Without including any images, repeat the data exactly.

start MATERIAL TO PROCESS

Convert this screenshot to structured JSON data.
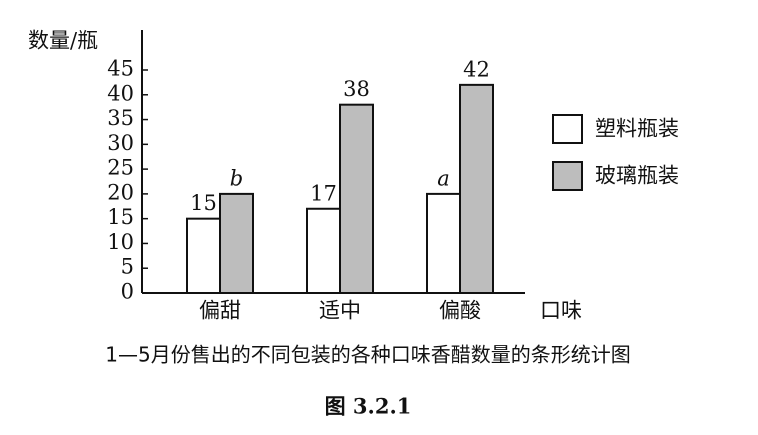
{
  "chart_data": {
    "type": "bar",
    "title": "1—5月份售出的不同包装的各种口味香醋数量的条形统计图",
    "subtitle": "图 3.2.1",
    "y_label": "数量/瓶",
    "x_label": "口味",
    "categories": [
      "偏甜",
      "适中",
      "偏酸"
    ],
    "series": [
      {
        "name": "塑料瓶装",
        "color": "#ffffff",
        "values": [
          15,
          17,
          20
        ],
        "value_labels": [
          "15",
          "17",
          "a"
        ]
      },
      {
        "name": "玻璃瓶装",
        "color": "#bdbdbd",
        "values": [
          20,
          38,
          42
        ],
        "value_labels": [
          "b",
          "38",
          "42"
        ]
      }
    ],
    "ylim": [
      0,
      45
    ],
    "yticks": [
      0,
      5,
      10,
      15,
      20,
      25,
      30,
      35,
      40,
      45
    ],
    "legend": "right"
  }
}
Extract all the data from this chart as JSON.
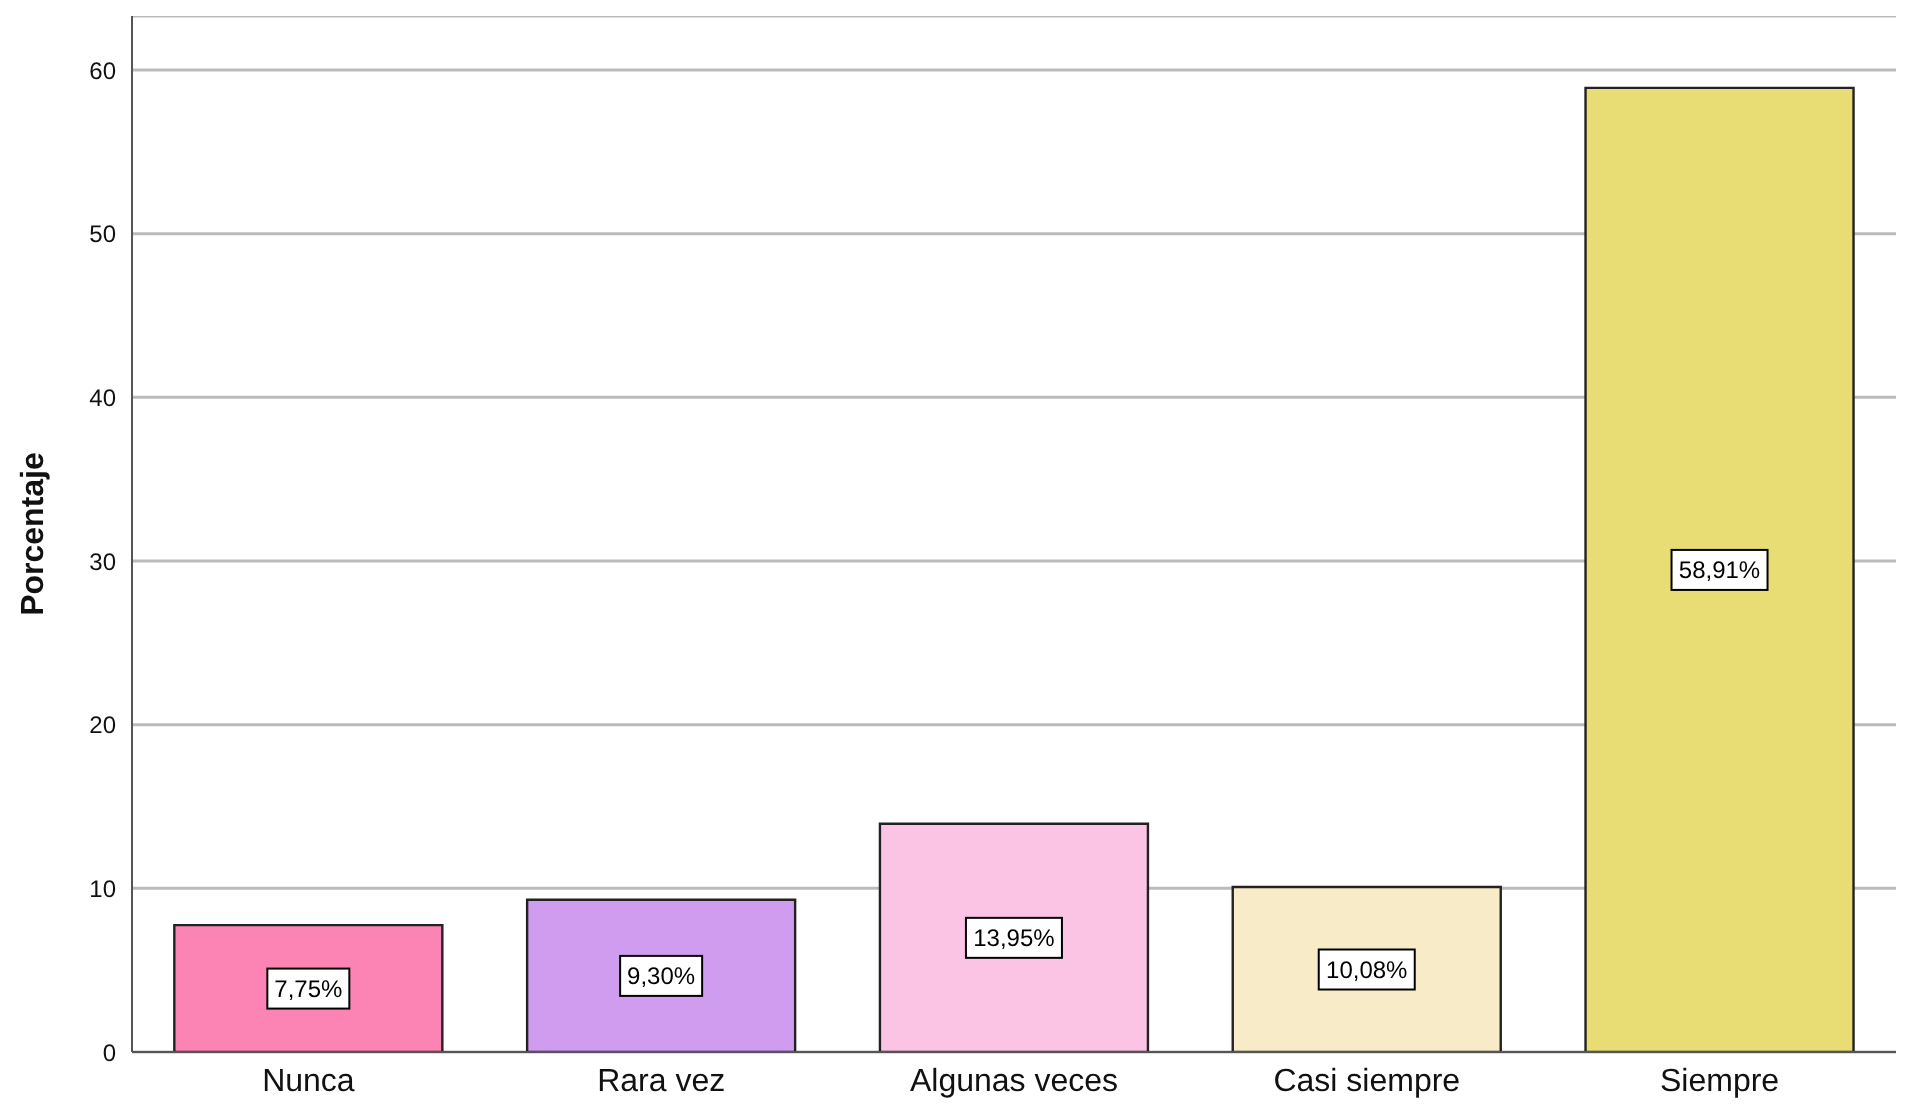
{
  "chart_data": {
    "type": "bar",
    "ylabel": "Porcentaje",
    "categories": [
      "Nunca",
      "Rara vez",
      "Algunas veces",
      "Casi siempre",
      "Siempre"
    ],
    "values": [
      7.75,
      9.3,
      13.95,
      10.08,
      58.91
    ],
    "colors": [
      "#fc84b4",
      "#d09cf0",
      "#fcc4e4",
      "#f8ecc8",
      "#e8dc74"
    ],
    "value_labels": [
      "7,75%",
      "9,30%",
      "13,95%",
      "10,08%",
      "58,91%"
    ],
    "ylim": [
      0,
      63.3
    ],
    "yticks": [
      0,
      10,
      20,
      30,
      40,
      50,
      60
    ],
    "grid": "y",
    "legend": false
  }
}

end MATERIAL TO PROCESS

▶ [RESULT]
Convert this screenshot to structured JSON data.
{
  "chart_data": {
    "type": "bar",
    "title": "1—5月份售出的不同包装的各种口味香醋数量的条形统计图",
    "subtitle": "图 3.2.1",
    "y_label": "数量/瓶",
    "x_label": "口味",
    "categories": [
      "偏甜",
      "适中",
      "偏酸"
    ],
    "series": [
      {
        "name": "塑料瓶装",
        "color": "#ffffff",
        "values": [
          15,
          17,
          20
        ],
        "value_labels": [
          "15",
          "17",
          "a"
        ]
      },
      {
        "name": "玻璃瓶装",
        "color": "#bdbdbd",
        "values": [
          20,
          38,
          42
        ],
        "value_labels": [
          "b",
          "38",
          "42"
        ]
      }
    ],
    "ylim": [
      0,
      45
    ],
    "yticks": [
      0,
      5,
      10,
      15,
      20,
      25,
      30,
      35,
      40,
      45
    ],
    "legend": "right"
  }
}
Extract all the data from this chart as JSON.
{
  "chart_data": {
    "type": "bar",
    "ylabel": "Porcentaje",
    "categories": [
      "Nunca",
      "Rara vez",
      "Algunas veces",
      "Casi siempre",
      "Siempre"
    ],
    "values": [
      7.75,
      9.3,
      13.95,
      10.08,
      58.91
    ],
    "colors": [
      "#fc84b4",
      "#d09cf0",
      "#fcc4e4",
      "#f8ecc8",
      "#e8dc74"
    ],
    "value_labels": [
      "7,75%",
      "9,30%",
      "13,95%",
      "10,08%",
      "58,91%"
    ],
    "ylim": [
      0,
      63.3
    ],
    "yticks": [
      0,
      10,
      20,
      30,
      40,
      50,
      60
    ],
    "grid": "y",
    "legend": false
  }
}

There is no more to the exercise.